→ **Exercise task**:
The records below must be written out exactly, with every picture left behind.

***

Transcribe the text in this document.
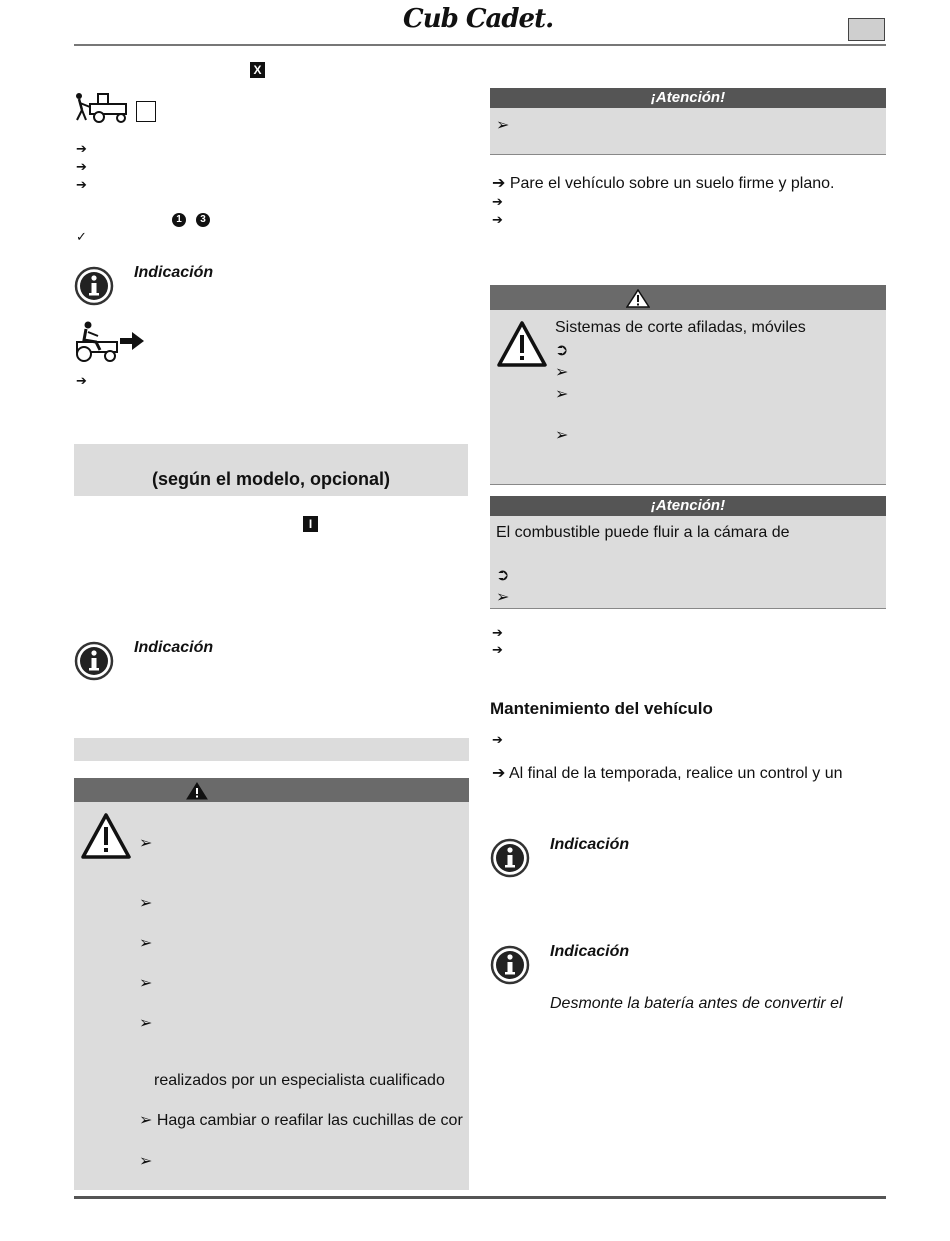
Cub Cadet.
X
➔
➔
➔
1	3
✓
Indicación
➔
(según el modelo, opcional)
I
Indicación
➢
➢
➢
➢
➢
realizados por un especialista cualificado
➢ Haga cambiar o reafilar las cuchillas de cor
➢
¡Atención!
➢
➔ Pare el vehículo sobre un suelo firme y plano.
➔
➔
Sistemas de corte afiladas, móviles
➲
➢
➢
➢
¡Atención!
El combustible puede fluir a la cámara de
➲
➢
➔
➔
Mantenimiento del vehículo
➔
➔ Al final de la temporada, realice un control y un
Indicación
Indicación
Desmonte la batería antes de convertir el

***

→ **Exercise output**:
Transcribe the text in this document.
Cub Cadet.
X
➔
➔
➔
1	3
✓
Indicación
➔
(según el modelo, opcional)
I
Indicación
➢
➢
➢
➢
➢
realizados por un especialista cualificado
➢ Haga cambiar o reafilar las cuchillas de cor
➢
¡Atención!
➢
➔ Pare el vehículo sobre un suelo firme y plano.
➔
➔
Sistemas de corte afiladas, móviles
➲
➢
➢
➢
¡Atención!
El combustible puede fluir a la cámara de
➲
➢
➔
➔
Mantenimiento del vehículo
➔
➔ Al final de la temporada, realice un control y un
Indicación
Indicación
Desmonte la batería antes de convertir el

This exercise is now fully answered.